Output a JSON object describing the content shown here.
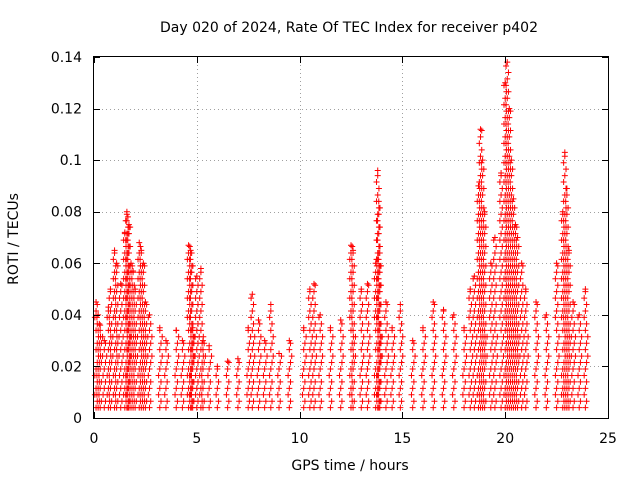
{
  "chart_data": {
    "type": "scatter",
    "title": "Day 020 of 2024, Rate Of TEC Index for receiver p402",
    "xlabel": "GPS time / hours",
    "ylabel": "ROTI / TECUs",
    "xlim": [
      0,
      25
    ],
    "ylim": [
      0,
      0.14
    ],
    "grid": true,
    "marker": "plus",
    "color": "#ff0000",
    "x_ticks": [
      0,
      5,
      10,
      15,
      20,
      25
    ],
    "x_tick_labels": [
      "0",
      "5",
      "10",
      "15",
      "20",
      "25"
    ],
    "y_ticks": [
      0,
      0.02,
      0.04,
      0.06,
      0.08,
      0.1,
      0.12,
      0.14
    ],
    "y_tick_labels": [
      "0",
      "0.02",
      "0.04",
      "0.06",
      "0.08",
      "0.1",
      "0.12",
      "0.14"
    ],
    "series": [
      {
        "name": "ROTI",
        "points": [
          [
            0.1,
            0.045
          ],
          [
            0.2,
            0.04
          ],
          [
            0.3,
            0.036
          ],
          [
            0.5,
            0.03
          ],
          [
            0.7,
            0.043
          ],
          [
            0.8,
            0.05
          ],
          [
            1.0,
            0.065
          ],
          [
            1.1,
            0.06
          ],
          [
            1.3,
            0.052
          ],
          [
            1.5,
            0.072
          ],
          [
            1.6,
            0.08
          ],
          [
            1.65,
            0.078
          ],
          [
            1.7,
            0.075
          ],
          [
            1.8,
            0.06
          ],
          [
            1.9,
            0.057
          ],
          [
            2.0,
            0.05
          ],
          [
            2.2,
            0.068
          ],
          [
            2.3,
            0.065
          ],
          [
            2.4,
            0.06
          ],
          [
            2.5,
            0.045
          ],
          [
            2.7,
            0.04
          ],
          [
            3.2,
            0.035
          ],
          [
            3.5,
            0.03
          ],
          [
            4.0,
            0.034
          ],
          [
            4.3,
            0.03
          ],
          [
            4.6,
            0.067
          ],
          [
            4.7,
            0.065
          ],
          [
            4.75,
            0.064
          ],
          [
            4.8,
            0.035
          ],
          [
            5.0,
            0.055
          ],
          [
            5.2,
            0.058
          ],
          [
            5.3,
            0.03
          ],
          [
            5.6,
            0.028
          ],
          [
            6.0,
            0.02
          ],
          [
            6.5,
            0.022
          ],
          [
            7.0,
            0.023
          ],
          [
            7.5,
            0.035
          ],
          [
            7.7,
            0.048
          ],
          [
            8.0,
            0.038
          ],
          [
            8.3,
            0.03
          ],
          [
            8.6,
            0.044
          ],
          [
            9.0,
            0.025
          ],
          [
            9.5,
            0.03
          ],
          [
            10.2,
            0.035
          ],
          [
            10.5,
            0.05
          ],
          [
            10.7,
            0.052
          ],
          [
            11.0,
            0.04
          ],
          [
            11.5,
            0.035
          ],
          [
            12.0,
            0.038
          ],
          [
            12.5,
            0.067
          ],
          [
            12.6,
            0.065
          ],
          [
            13.0,
            0.05
          ],
          [
            13.3,
            0.052
          ],
          [
            13.7,
            0.06
          ],
          [
            13.8,
            0.096
          ],
          [
            13.85,
            0.084
          ],
          [
            13.9,
            0.064
          ],
          [
            14.2,
            0.045
          ],
          [
            14.5,
            0.035
          ],
          [
            14.9,
            0.044
          ],
          [
            15.5,
            0.03
          ],
          [
            16.0,
            0.035
          ],
          [
            16.5,
            0.045
          ],
          [
            17.0,
            0.042
          ],
          [
            17.5,
            0.04
          ],
          [
            18.0,
            0.035
          ],
          [
            18.3,
            0.05
          ],
          [
            18.5,
            0.055
          ],
          [
            18.7,
            0.09
          ],
          [
            18.8,
            0.112
          ],
          [
            18.9,
            0.1
          ],
          [
            19.0,
            0.08
          ],
          [
            19.3,
            0.06
          ],
          [
            19.5,
            0.07
          ],
          [
            19.8,
            0.095
          ],
          [
            20.0,
            0.13
          ],
          [
            20.1,
            0.138
          ],
          [
            20.2,
            0.12
          ],
          [
            20.3,
            0.1
          ],
          [
            20.4,
            0.085
          ],
          [
            20.5,
            0.075
          ],
          [
            20.6,
            0.07
          ],
          [
            20.8,
            0.06
          ],
          [
            21.0,
            0.05
          ],
          [
            21.5,
            0.045
          ],
          [
            22.0,
            0.04
          ],
          [
            22.5,
            0.06
          ],
          [
            22.8,
            0.08
          ],
          [
            22.9,
            0.103
          ],
          [
            23.0,
            0.089
          ],
          [
            23.1,
            0.065
          ],
          [
            23.3,
            0.045
          ],
          [
            23.6,
            0.04
          ],
          [
            23.9,
            0.05
          ]
        ]
      }
    ]
  }
}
======
Reproduce the entries above exactly. Do not include the images.

Output a JSON object describing the content shown here.
{
  "chart_data": {
    "type": "scatter",
    "title": "Day 020 of 2024, Rate Of TEC Index for receiver p402",
    "xlabel": "GPS time / hours",
    "ylabel": "ROTI / TECUs",
    "xlim": [
      0,
      25
    ],
    "ylim": [
      0,
      0.14
    ],
    "grid": true,
    "marker": "plus",
    "color": "#ff0000",
    "x_ticks": [
      0,
      5,
      10,
      15,
      20,
      25
    ],
    "x_tick_labels": [
      "0",
      "5",
      "10",
      "15",
      "20",
      "25"
    ],
    "y_ticks": [
      0,
      0.02,
      0.04,
      0.06,
      0.08,
      0.1,
      0.12,
      0.14
    ],
    "y_tick_labels": [
      "0",
      "0.02",
      "0.04",
      "0.06",
      "0.08",
      "0.1",
      "0.12",
      "0.14"
    ],
    "series": [
      {
        "name": "ROTI",
        "points": [
          [
            0.1,
            0.045
          ],
          [
            0.2,
            0.04
          ],
          [
            0.3,
            0.036
          ],
          [
            0.5,
            0.03
          ],
          [
            0.7,
            0.043
          ],
          [
            0.8,
            0.05
          ],
          [
            1.0,
            0.065
          ],
          [
            1.1,
            0.06
          ],
          [
            1.3,
            0.052
          ],
          [
            1.5,
            0.072
          ],
          [
            1.6,
            0.08
          ],
          [
            1.65,
            0.078
          ],
          [
            1.7,
            0.075
          ],
          [
            1.8,
            0.06
          ],
          [
            1.9,
            0.057
          ],
          [
            2.0,
            0.05
          ],
          [
            2.2,
            0.068
          ],
          [
            2.3,
            0.065
          ],
          [
            2.4,
            0.06
          ],
          [
            2.5,
            0.045
          ],
          [
            2.7,
            0.04
          ],
          [
            3.2,
            0.035
          ],
          [
            3.5,
            0.03
          ],
          [
            4.0,
            0.034
          ],
          [
            4.3,
            0.03
          ],
          [
            4.6,
            0.067
          ],
          [
            4.7,
            0.065
          ],
          [
            4.75,
            0.064
          ],
          [
            4.8,
            0.035
          ],
          [
            5.0,
            0.055
          ],
          [
            5.2,
            0.058
          ],
          [
            5.3,
            0.03
          ],
          [
            5.6,
            0.028
          ],
          [
            6.0,
            0.02
          ],
          [
            6.5,
            0.022
          ],
          [
            7.0,
            0.023
          ],
          [
            7.5,
            0.035
          ],
          [
            7.7,
            0.048
          ],
          [
            8.0,
            0.038
          ],
          [
            8.3,
            0.03
          ],
          [
            8.6,
            0.044
          ],
          [
            9.0,
            0.025
          ],
          [
            9.5,
            0.03
          ],
          [
            10.2,
            0.035
          ],
          [
            10.5,
            0.05
          ],
          [
            10.7,
            0.052
          ],
          [
            11.0,
            0.04
          ],
          [
            11.5,
            0.035
          ],
          [
            12.0,
            0.038
          ],
          [
            12.5,
            0.067
          ],
          [
            12.6,
            0.065
          ],
          [
            13.0,
            0.05
          ],
          [
            13.3,
            0.052
          ],
          [
            13.7,
            0.06
          ],
          [
            13.8,
            0.096
          ],
          [
            13.85,
            0.084
          ],
          [
            13.9,
            0.064
          ],
          [
            14.2,
            0.045
          ],
          [
            14.5,
            0.035
          ],
          [
            14.9,
            0.044
          ],
          [
            15.5,
            0.03
          ],
          [
            16.0,
            0.035
          ],
          [
            16.5,
            0.045
          ],
          [
            17.0,
            0.042
          ],
          [
            17.5,
            0.04
          ],
          [
            18.0,
            0.035
          ],
          [
            18.3,
            0.05
          ],
          [
            18.5,
            0.055
          ],
          [
            18.7,
            0.09
          ],
          [
            18.8,
            0.112
          ],
          [
            18.9,
            0.1
          ],
          [
            19.0,
            0.08
          ],
          [
            19.3,
            0.06
          ],
          [
            19.5,
            0.07
          ],
          [
            19.8,
            0.095
          ],
          [
            20.0,
            0.13
          ],
          [
            20.1,
            0.138
          ],
          [
            20.2,
            0.12
          ],
          [
            20.3,
            0.1
          ],
          [
            20.4,
            0.085
          ],
          [
            20.5,
            0.075
          ],
          [
            20.6,
            0.07
          ],
          [
            20.8,
            0.06
          ],
          [
            21.0,
            0.05
          ],
          [
            21.5,
            0.045
          ],
          [
            22.0,
            0.04
          ],
          [
            22.5,
            0.06
          ],
          [
            22.8,
            0.08
          ],
          [
            22.9,
            0.103
          ],
          [
            23.0,
            0.089
          ],
          [
            23.1,
            0.065
          ],
          [
            23.3,
            0.045
          ],
          [
            23.6,
            0.04
          ],
          [
            23.9,
            0.05
          ]
        ]
      }
    ]
  }
}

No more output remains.